● ARTICLE:
┏━━
# Temperatures



## Stone (Nov 20, 2011)

Another question that has probably been covered before.

Do you keep your whole growing area a uniform temp. if so. what is your minimum winter night temp.

Or--- if not, what minimums do you hold for: (mid winter night)

Nth.Vietnam/Sth China sp.
Indian/Burmese sp.
niveum/godfroyae etc.
delenatii
Borneo/Sumatra sp.


----------



## Shiva (Nov 20, 2011)

Could you be more precise as context? What kind of plants?


----------



## paphioboy (Nov 20, 2011)

I grow outdoors in a tropical lowland climate. Maximum 35 degrees Celsius, minimum about 25 degrees Celsius. There is no winter


----------



## Rick (Nov 20, 2011)

In general I try not to let the GH get below 58F for night lows in winter. If its cloudy and cold it may not clear 70 during winter days. Summer uses lots of cooling energy for the wet pad and fogger. I try to keep it down to the high 80's during the day and may drop into the mid high 70's at night on those really hot muggy days.

Those are temps in the upper 3rd of the GH and away from the wet pads. There are liable to be cooler spots near the shaded end in front of the wet pad.


----------



## Stone (Nov 20, 2011)

Shiva said:


> Could you be more precise as context? What kind of plants?



Sorry I don't uderstand your question


----------



## Stone (Nov 20, 2011)
┗━━
● WORK TO DO:
a - In the temperatures thread, rewrite the paragraph beginning "In general I try not to let the GH get below 58F" as a short list that keeps its main facts.
b - In the temperatures thread, switch "growing area" to "greenhouse" and give the stretch from "# Temperatures" through "winter night temp." again.

● SOURCE MATERIAL:
┏━━
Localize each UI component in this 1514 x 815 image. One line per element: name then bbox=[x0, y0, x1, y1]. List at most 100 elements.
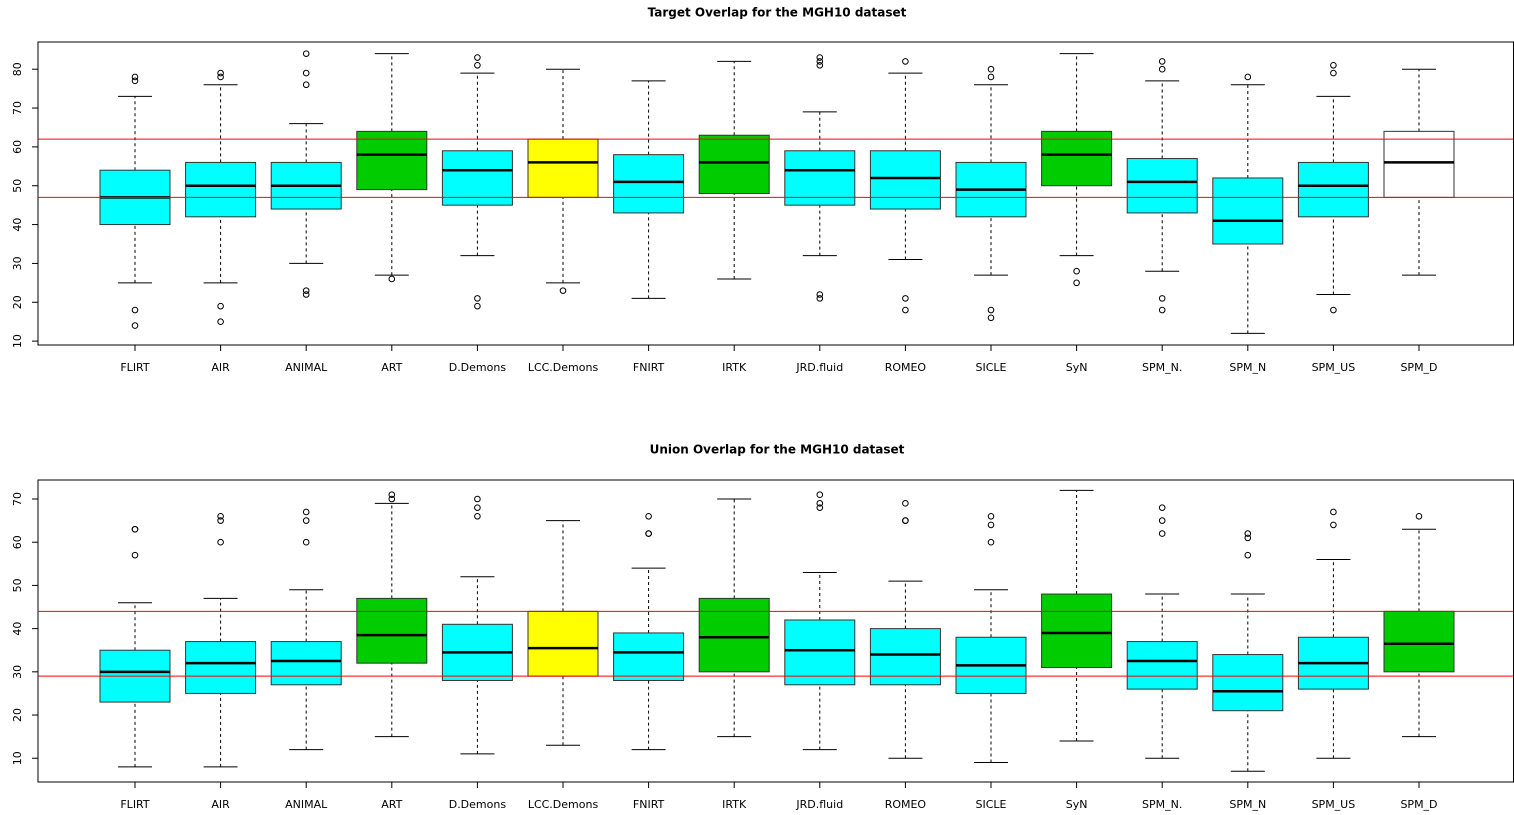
┗━━
● RESPONSES PER TASK:
a -
- Winter nights: the GH is kept from falling below 58F.
- Cloudy, cold winter days: it may not get above 70.
- Summer: the wet pad and fogger use a lot of cooling energy.
- Summer days: the goal is to stay down to the high 80's.
- Summer nights: on really hot, muggy days it may drop only into the mid to high 70's.

b -
# Temperatures



## Stone (Nov 20, 2011)

Another question that has probably been covered before.

Do you keep your whole greenhouse a uniform temp. if so. what is your minimum winter night temp.